Tu tarea » Según el texto proporcionado, ¿en qué año nació Aurora?

Texto proporcionado »
+ + + +
Primera parte: Aurora se presenta.
Hola,
Juan. Te mando estas notas en respuesta a la solicitud de testimonios
de enfermeras que hiciste en tu blog; ya sé que pediste testimonios
cortos, pero empecé a escribir y no supe cómo acabar, al empezar
abrí una especie de caja de Pandora y simplemente seguí y seguí y
seguí escribiendo... hasta completar todas estas excesivas páginas.
Haz con ellas lo que mejor te parezca, para mí ha sido balsámico
escribir esta especie de autobiografía y
testimonio de toda una época.
Me
llamo Aurora. Nací en 1961
en una pequeña capital de provincia de la España de interior.
+ + + +
Filas de una colección:
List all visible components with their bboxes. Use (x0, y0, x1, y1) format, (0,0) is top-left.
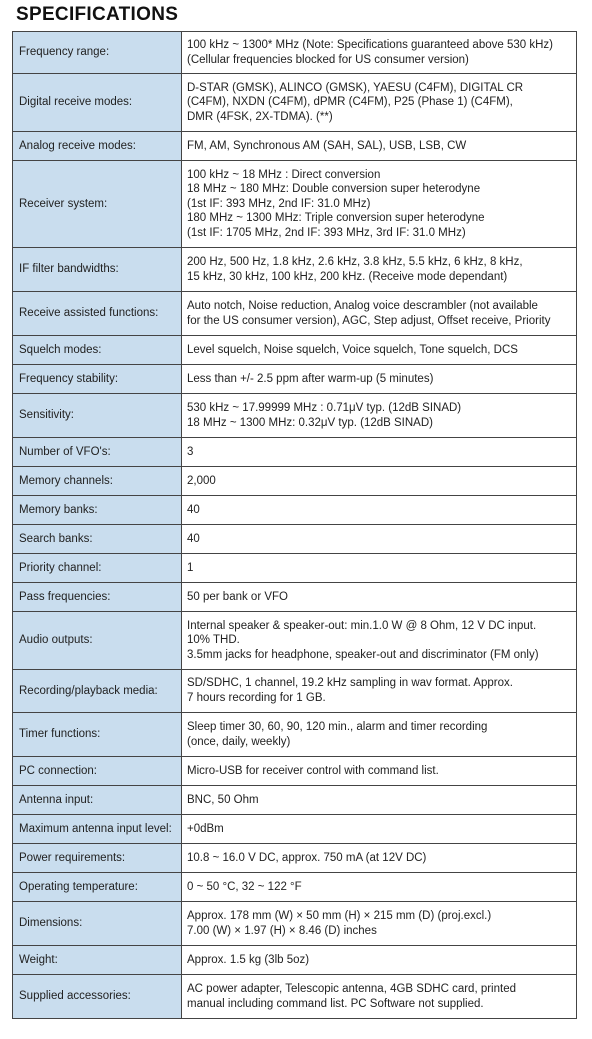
spec-value-line: 1 (187, 561, 194, 574)
spec-row (13, 467, 577, 496)
spec-row (13, 248, 577, 292)
spec-row (13, 946, 577, 975)
spec-label: Priority channel: (13, 554, 182, 583)
spec-value-line: Approx. 1.5 kg (3lb 5oz) (187, 953, 310, 966)
spec-label: Frequency range: (13, 32, 182, 74)
spec-label: Search banks: (13, 525, 182, 554)
spec-row (13, 844, 577, 873)
spec-row (13, 713, 577, 757)
spec-value-line: 200 Hz, 500 Hz, 1.8 kHz, 2.6 kHz, 3.8 kHz, 5.5 kHz, 6 kHz, 8 kHz, (187, 255, 523, 268)
spec-value-line: 10% THD. (187, 634, 240, 647)
spec-value (182, 612, 577, 670)
spec-row (13, 336, 577, 365)
spec-label: Pass frequencies: (13, 583, 182, 612)
spec-value (182, 438, 577, 467)
spec-value (182, 365, 577, 394)
spec-value-line: 40 (187, 503, 200, 516)
spec-value (182, 248, 577, 292)
spec-row (13, 132, 577, 161)
spec-label: Receiver system: (13, 161, 182, 248)
spec-value-line: 530 kHz ~ 17.99999 MHz : 0.71μV typ. (12dB SINAD) (187, 401, 462, 414)
spec-row (13, 292, 577, 336)
spec-value (182, 292, 577, 336)
spec-row (13, 757, 577, 786)
spec-value-line: 0 ~ 50 °C, 32 ~ 122 °F (187, 880, 302, 893)
spec-value-line: Sleep timer 30, 60, 90, 120 min., alarm and timer recording (187, 720, 488, 733)
spec-value (182, 525, 577, 554)
spec-value-line: AC power adapter, Telescopic antenna, 4GB SDHC card, printed (187, 982, 516, 995)
specifications-table (12, 31, 577, 1019)
spec-value-line: (1st IF: 393 MHz, 2nd IF: 31.0 MHz) (187, 197, 371, 210)
spec-label: Supplied accessories: (13, 975, 182, 1019)
spec-value (182, 946, 577, 975)
spec-value (182, 132, 577, 161)
spec-row (13, 32, 577, 74)
spec-value (182, 161, 577, 248)
spec-row (13, 902, 577, 946)
spec-value-line: 18 MHz ~ 180 MHz: Double conversion super heterodyne (187, 183, 481, 196)
spec-label: Antenna input: (13, 786, 182, 815)
spec-value-line: Micro-USB for receiver control with command list. (187, 764, 439, 777)
spec-value (182, 74, 577, 132)
spec-value (182, 975, 577, 1019)
spec-row (13, 438, 577, 467)
spec-value-line: 40 (187, 532, 200, 545)
spec-value-line: 7 hours recording for 1 GB. (187, 692, 326, 704)
spec-label: Memory banks: (13, 496, 182, 525)
spec-value-line: Less than +/- 2.5 ppm after warm-up (5 minutes) (187, 372, 434, 385)
spec-row (13, 786, 577, 815)
page-title: SPECIFICATIONS (16, 4, 179, 25)
spec-value-line: 2,000 (187, 474, 216, 487)
spec-value-line: 18 MHz ~ 1300 MHz: 0.32μV typ. (12dB SINAD) (187, 416, 433, 429)
spec-value-line: Approx. 178 mm (W) × 50 mm (H) × 215 mm (D) (proj.excl.) (187, 909, 492, 922)
spec-value (182, 873, 577, 902)
spec-value-line: 180 MHz ~ 1300 MHz: Triple conversion super heterodyne (187, 212, 485, 225)
spec-label: Weight: (13, 946, 182, 975)
spec-value-line: for the US consumer version), AGC, Step adjust, Offset receive, Priority (187, 314, 551, 327)
spec-value-line: 100 kHz ~ 18 MHz : Direct conversion (187, 168, 381, 181)
spec-row (13, 612, 577, 670)
spec-value-line: Auto notch, Noise reduction, Analog voice descrambler (not available (187, 299, 538, 312)
spec-value-line: (C4FM), NXDN (C4FM), dPMR (C4FM), P25 (Phase 1) (C4FM), (187, 96, 513, 109)
spec-label: Analog receive modes: (13, 132, 182, 161)
spec-value (182, 786, 577, 815)
spec-row (13, 74, 577, 132)
spec-value-line: (once, daily, weekly) (187, 735, 291, 748)
spec-row (13, 161, 577, 248)
spec-value-line: 100 kHz ~ 1300* MHz (Note: Specifications guaranteed above 530 kHz) (187, 38, 553, 51)
spec-row (13, 873, 577, 902)
spec-value-line: 10.8 ~ 16.0 V DC, approx. 750 mA (at 12V DC) (187, 851, 427, 864)
spec-row (13, 394, 577, 438)
spec-row (13, 583, 577, 612)
spec-label: PC connection: (13, 757, 182, 786)
spec-value-line: BNC, 50 Ohm (187, 793, 259, 806)
spec-label: Power requirements: (13, 844, 182, 873)
spec-label: Squelch modes: (13, 336, 182, 365)
spec-row (13, 496, 577, 525)
spec-label: Digital receive modes: (13, 74, 182, 132)
spec-label: Dimensions: (13, 902, 182, 946)
spec-value (182, 336, 577, 365)
spec-value-line: Level squelch, Noise squelch, Voice squelch, Tone squelch, DCS (187, 343, 518, 356)
spec-label: Receive assisted functions: (13, 292, 182, 336)
spec-value-line: FM, AM, Synchronous AM (SAH, SAL), USB, LSB, CW (187, 139, 467, 152)
spec-label: Recording/playback media: (13, 670, 182, 713)
spec-label: IF filter bandwidths: (13, 248, 182, 292)
spec-value-line: DMR (4FSK, 2X-TDMA). (**) (187, 110, 333, 123)
spec-value-line: manual including command list. PC Software not supplied. (187, 997, 484, 1010)
spec-value (182, 713, 577, 757)
spec-value-line: 50 per bank or VFO (187, 590, 288, 603)
spec-value (182, 467, 577, 496)
spec-label: Frequency stability: (13, 365, 182, 394)
spec-value (182, 757, 577, 786)
spec-row (13, 554, 577, 583)
spec-label: Audio outputs: (13, 612, 182, 670)
spec-value-line: +0dBm (187, 822, 224, 835)
spec-label: Memory channels: (13, 467, 182, 496)
spec-value (182, 554, 577, 583)
spec-value-line: (Cellular frequencies blocked for US consumer version) (187, 53, 469, 66)
spec-value (182, 902, 577, 946)
spec-value-line: 3.5mm jacks for headphone, speaker-out and discriminator (FM only) (187, 648, 539, 661)
spec-row (13, 525, 577, 554)
spec-value-line: 7.00 (W) × 1.97 (H) × 8.46 (D) inches (187, 924, 377, 937)
spec-label: Sensitivity: (13, 394, 182, 438)
spec-label: Operating temperature: (13, 873, 182, 902)
spec-value (182, 815, 577, 844)
spec-value-line: D-STAR (GMSK), ALINCO (GMSK), YAESU (C4FM), DIGITAL CR (187, 81, 524, 94)
spec-label: Maximum antenna input level: (13, 815, 182, 844)
spec-value-line: 3 (187, 445, 194, 458)
spec-row (13, 670, 577, 713)
spec-row (13, 815, 577, 844)
spec-value (182, 394, 577, 438)
spec-row (13, 975, 577, 1019)
spec-value-line: SD/SDHC, 1 channel, 19.2 kHz sampling in wav format. Approx. (187, 677, 513, 690)
spec-label: Timer functions: (13, 713, 182, 757)
spec-value-line: 15 kHz, 30 kHz, 100 kHz, 200 kHz. (Receive mode dependant) (187, 270, 508, 283)
spec-value-line: Internal speaker & speaker-out: min.1.0 W @ 8 Ohm, 12 V DC input. (187, 619, 537, 632)
spec-value (182, 496, 577, 525)
spec-value (182, 670, 577, 713)
spec-value-line: (1st IF: 1705 MHz, 2nd IF: 393 MHz, 3rd IF: 31.0 MHz) (187, 226, 466, 239)
spec-row (13, 365, 577, 394)
spec-value (182, 844, 577, 873)
spec-value (182, 32, 577, 74)
spec-label: Number of VFO's: (13, 438, 182, 467)
spec-value (182, 583, 577, 612)
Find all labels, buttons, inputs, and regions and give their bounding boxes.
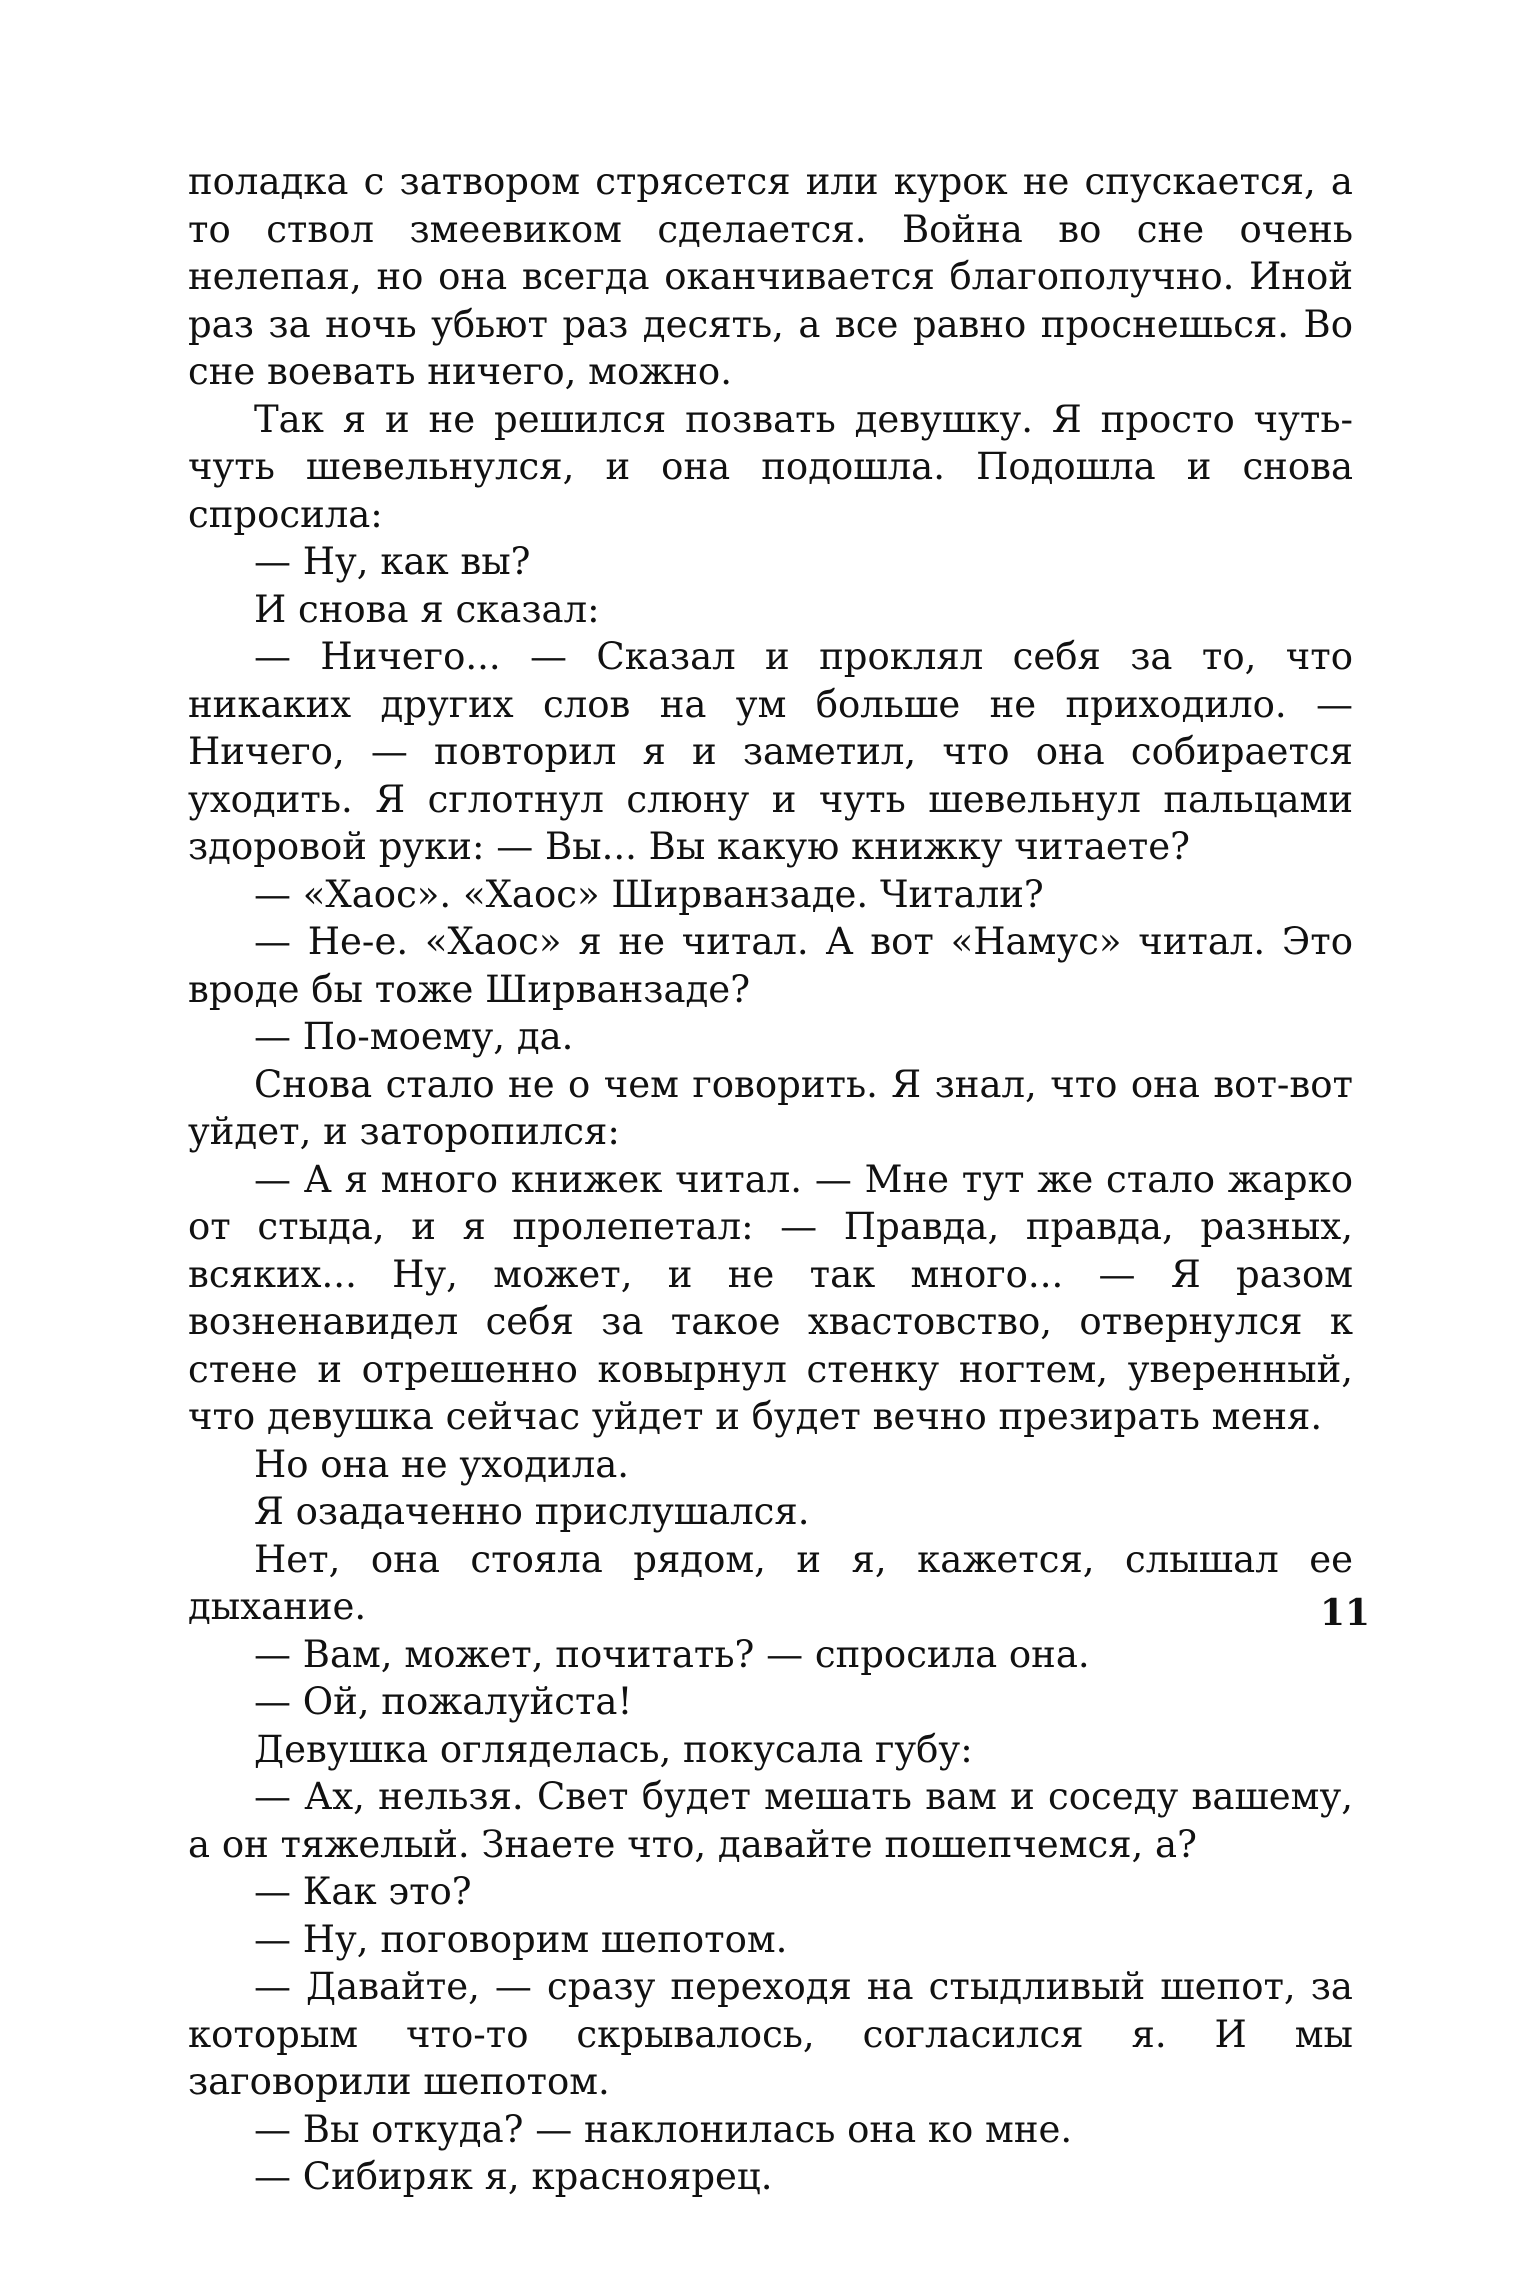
paragraph-1: поладка с затвором стрясется или курок не спускается, а то ствол змеевиком сделается. Война во сне очень нелепая, но она всегда оканчивается благополучно. Иной раз за ночь убьют раз десять, а все равно проснешься. Во сне воевать ничего, можно.	[188, 160, 1353, 393]
paragraph-17: — Ах, нельзя. Свет будет мешать вам и соседу вашему, а он тяжелый. Знаете что, давайте пошепчемся, а?	[188, 1775, 1353, 1866]
paragraph-11: Но она не уходила.	[254, 1442, 630, 1486]
paragraph-5: — Ничего... — Сказал и проклял себя за то, что никаких других слов на ум больше не приходило. — Ничего, — повторил я и заметил, что она собирается уходить. Я сглотнул слюну и чуть шевельнул пальцами здоровой руки: — Вы... Вы какую книжку читаете?	[188, 635, 1353, 868]
paragraph-3: — Ну, как вы?	[254, 540, 531, 583]
paragraph-6: — «Хаос». «Хаос» Ширванзаде. Читали?	[254, 872, 1044, 916]
paragraph-2: Так я и не решился позвать девушку. Я просто чуть-чуть шевельнулся, и она подошла. Подошла и снова спросила:	[188, 397, 1353, 536]
paragraph-22: — Сибиряк я, красноярец.	[254, 2155, 773, 2198]
paragraph-18: — Как это?	[254, 1870, 472, 1913]
paragraph-20: — Давайте, — сразу переходя на стыдливый шепот, за которым что-то скрывалось, согласился я. И мы заговорили шепотом.	[188, 1965, 1353, 2103]
paragraph-4: И снова я сказал:	[254, 587, 600, 631]
paragraph-19: — Ну, поговорим шепотом.	[254, 1917, 788, 1961]
paragraph-10: — А я много книжек читал. — Мне тут же стало жарко от стыда, и я пролепетал: — Правда, правда, разных, всяких... Ну, может, и не так много... — Я разом возненавидел себя за такое хвастовство, отвернулся к стене и отрешенно ковырнул стенку ногтем, уверенный, что девушка сейчас уйдет и будет вечно презирать меня.	[188, 1157, 1353, 1438]
paragraph-15: — Ой, пожалуйста!	[254, 1680, 633, 1723]
paragraph-14: — Вам, может, почитать? — спросила она.	[254, 1632, 1090, 1676]
paragraph-9: Снова стало не о чем говорить. Я знал, что она вот-вот уйдет, и заторопился:	[188, 1062, 1353, 1153]
paragraph-21: — Вы откуда? — наклонилась она ко мне.	[254, 2107, 1073, 2151]
paragraph-16: Девушка огляделась, покусала губу:	[254, 1727, 973, 1771]
paragraph-7: — Не-е. «Хаос» я не читал. А вот «Намус» читал. Это вроде бы тоже Ширванзаде?	[188, 920, 1353, 1011]
paragraph-13: Нет, она стояла рядом, и я, кажется, слышал ее дыхание.	[188, 1537, 1353, 1628]
paragraph-8: — По-моему, да.	[254, 1015, 574, 1058]
page-text	[188, 158, 1353, 2201]
paragraph-12: Я озадаченно прислушался.	[254, 1490, 810, 1533]
page-number: 11	[1320, 1592, 1371, 1634]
+ + + +
Respuesta del ejercicio » En 1961.